[Your task]
Find each line with the string "assets" and report it.
** begin **
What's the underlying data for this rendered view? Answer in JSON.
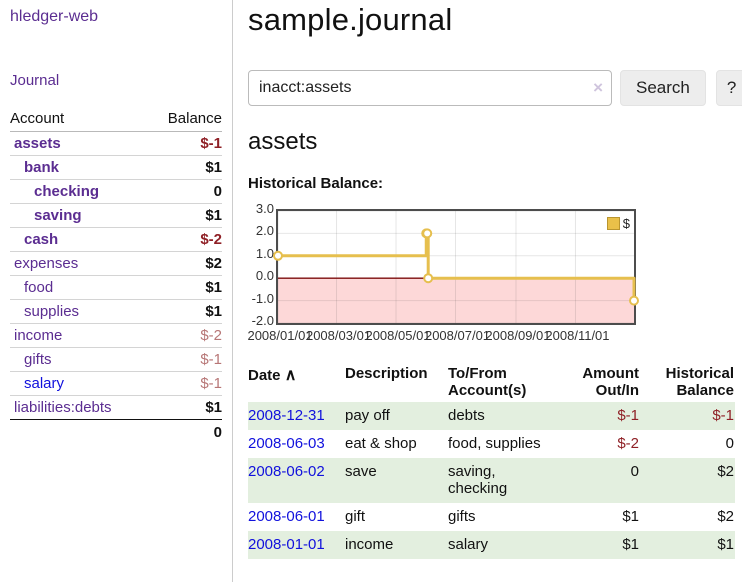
{
  "sidebar": {
    "brand": "hledger-web",
    "nav": {
      "journal": "Journal"
    },
    "accounts_table": {
      "col_account": "Account",
      "col_balance": "Balance",
      "rows": [
        {
          "name": "assets",
          "balance": "$-1"
        },
        {
          "name": "bank",
          "balance": "$1"
        },
        {
          "name": "checking",
          "balance": "0"
        },
        {
          "name": "saving",
          "balance": "$1"
        },
        {
          "name": "cash",
          "balance": "$-2"
        },
        {
          "name": "expenses",
          "balance": "$2"
        },
        {
          "name": "food",
          "balance": "$1"
        },
        {
          "name": "supplies",
          "balance": "$1"
        },
        {
          "name": "income",
          "balance": "$-2"
        },
        {
          "name": "gifts",
          "balance": "$-1"
        },
        {
          "name": "salary",
          "balance": "$-1"
        },
        {
          "name": "liabilities:debts",
          "balance": "$1"
        }
      ],
      "total": "0"
    }
  },
  "header": {
    "title": "sample.journal"
  },
  "search": {
    "query_value": "inacct:assets",
    "clear_icon": "×",
    "search_button": "Search",
    "help_button": "?"
  },
  "account_view": {
    "heading": "assets",
    "chart_title": "Historical Balance:"
  },
  "chart_data": {
    "type": "line",
    "title": "Historical Balance",
    "step": true,
    "legend": [
      {
        "label": "$",
        "color": "#e9c049"
      }
    ],
    "x_start": "2008-01-01",
    "x_end": "2008-12-31",
    "points": [
      [
        "2008-01-01",
        1
      ],
      [
        "2008-06-01",
        2
      ],
      [
        "2008-06-02",
        2
      ],
      [
        "2008-06-03",
        0
      ],
      [
        "2008-12-31",
        -1
      ]
    ],
    "ylim": [
      -2,
      3
    ],
    "yticks": [
      "3.0",
      "2.0",
      "1.0",
      "0.0",
      "-1.0",
      "-2.0"
    ],
    "xticks": [
      "2008/01/01",
      "2008/03/01",
      "2008/05/01",
      "2008/07/01",
      "2008/09/01",
      "2008/11/01"
    ],
    "colors": {
      "line": "#e6bf4e",
      "marker_fill": "#ffffff",
      "negative_fill": "#fdd8d8",
      "zero_line": "#7d0e0e",
      "border": "#4d4d4d"
    }
  },
  "register": {
    "columns": {
      "date": "Date",
      "sort_indicator": "∧",
      "description": "Description",
      "tofrom": "To/From\nAccount(s)",
      "amount": "Amount\nOut/In",
      "balance": "Historical\nBalance"
    },
    "rows": [
      {
        "date": "2008-12-31",
        "description": "pay off",
        "tofrom": "debts",
        "amount": "$-1",
        "balance": "$-1"
      },
      {
        "date": "2008-06-03",
        "description": "eat & shop",
        "tofrom": "food, supplies",
        "amount": "$-2",
        "balance": "0"
      },
      {
        "date": "2008-06-02",
        "description": "save",
        "tofrom": "saving,\nchecking",
        "amount": "0",
        "balance": "$2"
      },
      {
        "date": "2008-06-01",
        "description": "gift",
        "tofrom": "gifts",
        "amount": "$1",
        "balance": "$2"
      },
      {
        "date": "2008-01-01",
        "description": "income",
        "tofrom": "salary",
        "amount": "$1",
        "balance": "$1"
      }
    ]
  }
}
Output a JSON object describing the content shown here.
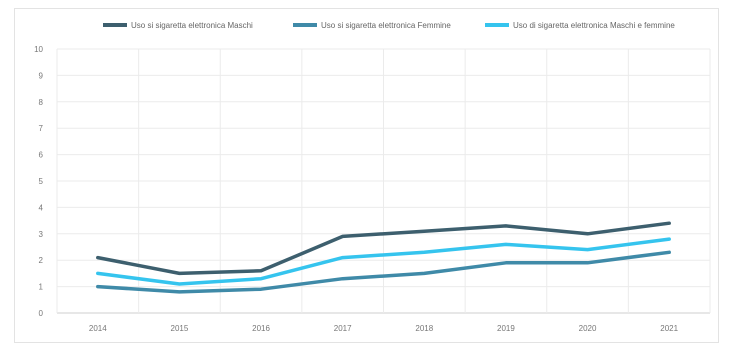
** end **
[Exercise output]
          "name": "assets",
    "query_value": "inacct:assets",
    "heading": "assets",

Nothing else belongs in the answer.